--- Goal ---
In your copy, repeat the records exactly and leave out the pictures.

--- Material for this task ---
** BEGIN **

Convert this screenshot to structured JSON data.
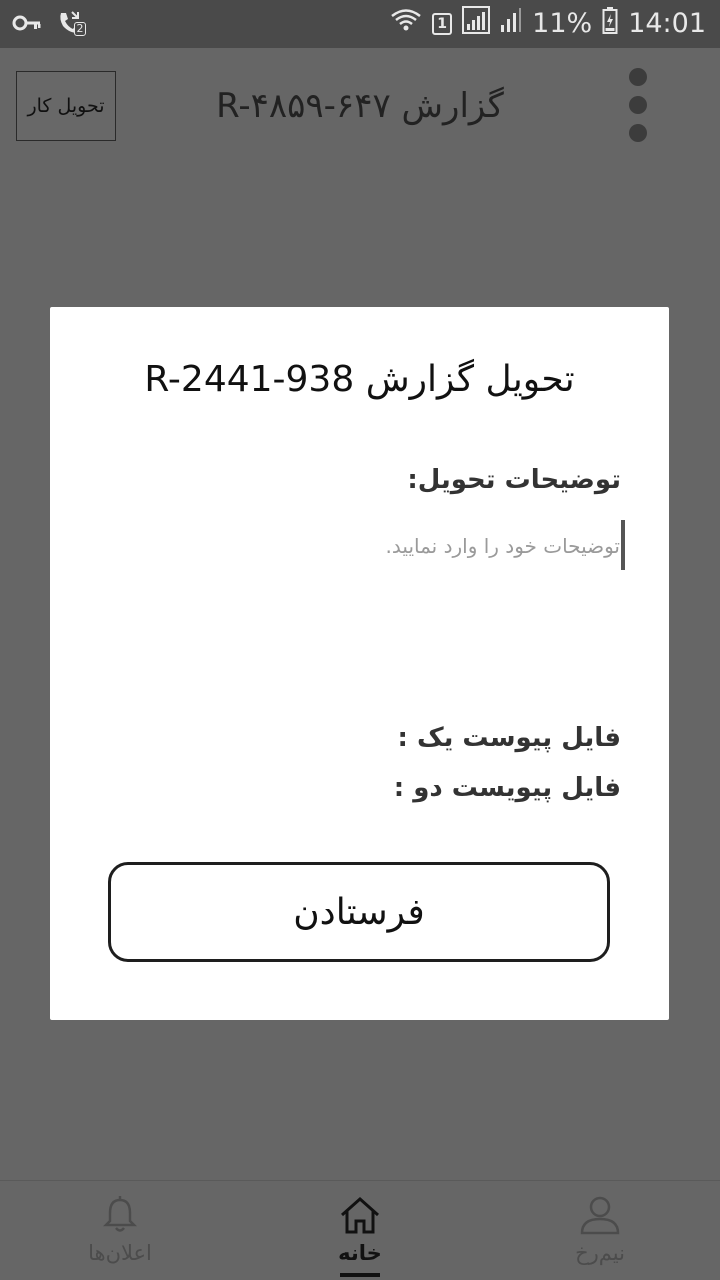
{
  "status_bar": {
    "battery_percent": "11%",
    "time": "14:01",
    "sim_badge": "1",
    "missed_call_badge": "2",
    "icons": [
      "key-icon",
      "missed-call-icon",
      "wifi-icon",
      "sim-icon",
      "signal-icon",
      "signal-icon-2",
      "battery-icon"
    ]
  },
  "header": {
    "deliver_button_label": "تحویل کار",
    "report_title": "گزارش R-۴۸۵۹-۶۴۷",
    "menu_icon": "kebab-menu-icon"
  },
  "dialog": {
    "title": "تحویل گزارش R-2441-938",
    "description_label": "توضیحات تحویل:",
    "description_placeholder": "توضیحات خود را وارد نمایید.",
    "description_value": "",
    "attachment_one_label": "فایل پیوست یک :",
    "attachment_two_label": "فایل پیویست دو :",
    "send_button_label": "فرستادن"
  },
  "bottom_nav": {
    "items": [
      {
        "label": "اعلان‌ها",
        "icon": "bell-icon",
        "active": false
      },
      {
        "label": "خانه",
        "icon": "home-icon",
        "active": true
      },
      {
        "label": "نیم‌رخ",
        "icon": "person-icon",
        "active": false
      }
    ]
  },
  "colors": {
    "overlay_background": "#666666",
    "status_bar": "#4a4a4a",
    "dialog_background": "#ffffff",
    "text_primary": "#111111"
  }
}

** END **

--- Correct result ---
Convert this screenshot to structured JSON data.
{
  "status_bar": {
    "battery_percent": "11%",
    "time": "14:01",
    "sim_badge": "1",
    "missed_call_badge": "2",
    "icons": [
      "key-icon",
      "missed-call-icon",
      "wifi-icon",
      "sim-icon",
      "signal-icon",
      "signal-icon-2",
      "battery-icon"
    ]
  },
  "header": {
    "deliver_button_label": "تحویل کار",
    "report_title": "گزارش R-۴۸۵۹-۶۴۷",
    "menu_icon": "kebab-menu-icon"
  },
  "dialog": {
    "title": "تحویل گزارش R-2441-938",
    "description_label": "توضیحات تحویل:",
    "description_placeholder": "توضیحات خود را وارد نمایید.",
    "description_value": "",
    "attachment_one_label": "فایل پیوست یک :",
    "attachment_two_label": "فایل پیویست دو :",
    "send_button_label": "فرستادن"
  },
  "bottom_nav": {
    "items": [
      {
        "label": "اعلان‌ها",
        "icon": "bell-icon",
        "active": false
      },
      {
        "label": "خانه",
        "icon": "home-icon",
        "active": true
      },
      {
        "label": "نیم‌رخ",
        "icon": "person-icon",
        "active": false
      }
    ]
  },
  "colors": {
    "overlay_background": "#666666",
    "status_bar": "#4a4a4a",
    "dialog_background": "#ffffff",
    "text_primary": "#111111"
  }
}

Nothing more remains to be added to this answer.